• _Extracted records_
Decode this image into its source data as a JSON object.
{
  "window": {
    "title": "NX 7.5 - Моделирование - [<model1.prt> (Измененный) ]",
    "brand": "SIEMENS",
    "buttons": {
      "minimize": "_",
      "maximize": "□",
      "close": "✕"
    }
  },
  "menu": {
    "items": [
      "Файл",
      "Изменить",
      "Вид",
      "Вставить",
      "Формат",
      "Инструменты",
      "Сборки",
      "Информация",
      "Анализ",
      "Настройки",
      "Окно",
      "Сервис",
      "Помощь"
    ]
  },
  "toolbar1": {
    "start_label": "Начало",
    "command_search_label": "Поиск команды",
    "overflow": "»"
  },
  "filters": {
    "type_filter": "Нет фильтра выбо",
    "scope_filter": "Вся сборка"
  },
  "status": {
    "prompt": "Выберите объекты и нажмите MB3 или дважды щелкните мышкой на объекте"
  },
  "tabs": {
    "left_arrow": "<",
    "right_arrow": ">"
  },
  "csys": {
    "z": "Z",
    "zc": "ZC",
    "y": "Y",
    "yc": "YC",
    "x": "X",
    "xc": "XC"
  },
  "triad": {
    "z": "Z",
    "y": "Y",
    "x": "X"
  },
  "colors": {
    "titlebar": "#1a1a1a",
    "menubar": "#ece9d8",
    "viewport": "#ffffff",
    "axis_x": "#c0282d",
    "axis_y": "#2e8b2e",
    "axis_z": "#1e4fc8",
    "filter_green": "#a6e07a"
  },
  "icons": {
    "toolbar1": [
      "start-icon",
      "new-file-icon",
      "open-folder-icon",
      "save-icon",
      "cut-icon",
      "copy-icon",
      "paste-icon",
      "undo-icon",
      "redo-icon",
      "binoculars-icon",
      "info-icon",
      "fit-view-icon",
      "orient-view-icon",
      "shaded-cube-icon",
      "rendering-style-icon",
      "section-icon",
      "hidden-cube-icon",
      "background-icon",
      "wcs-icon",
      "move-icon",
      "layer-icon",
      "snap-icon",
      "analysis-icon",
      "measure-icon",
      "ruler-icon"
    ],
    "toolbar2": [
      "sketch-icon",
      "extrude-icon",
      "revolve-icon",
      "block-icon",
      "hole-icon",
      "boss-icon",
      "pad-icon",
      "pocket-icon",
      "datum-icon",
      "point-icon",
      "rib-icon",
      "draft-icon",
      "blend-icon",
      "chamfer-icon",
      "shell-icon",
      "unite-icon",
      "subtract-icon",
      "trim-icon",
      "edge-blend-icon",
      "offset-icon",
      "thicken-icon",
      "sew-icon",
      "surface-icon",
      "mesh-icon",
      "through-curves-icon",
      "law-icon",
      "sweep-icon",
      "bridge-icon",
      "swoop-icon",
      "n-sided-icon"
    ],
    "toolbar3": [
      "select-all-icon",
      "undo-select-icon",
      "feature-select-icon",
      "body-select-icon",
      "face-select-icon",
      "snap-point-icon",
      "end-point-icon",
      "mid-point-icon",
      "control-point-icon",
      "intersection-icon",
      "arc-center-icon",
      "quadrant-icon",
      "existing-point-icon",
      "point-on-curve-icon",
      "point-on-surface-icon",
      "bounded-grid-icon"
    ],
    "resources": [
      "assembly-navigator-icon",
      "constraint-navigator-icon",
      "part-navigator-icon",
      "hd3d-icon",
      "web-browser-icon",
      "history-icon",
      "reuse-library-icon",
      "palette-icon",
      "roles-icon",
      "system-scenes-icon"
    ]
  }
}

• _Task to carry out_
Copy every line from the records above that contains the word "point".

• _Finished exercise_
      "point-icon",
      "snap-point-icon",
      "end-point-icon",
      "mid-point-icon",
      "control-point-icon",
      "existing-point-icon",
      "point-on-curve-icon",
      "point-on-surface-icon",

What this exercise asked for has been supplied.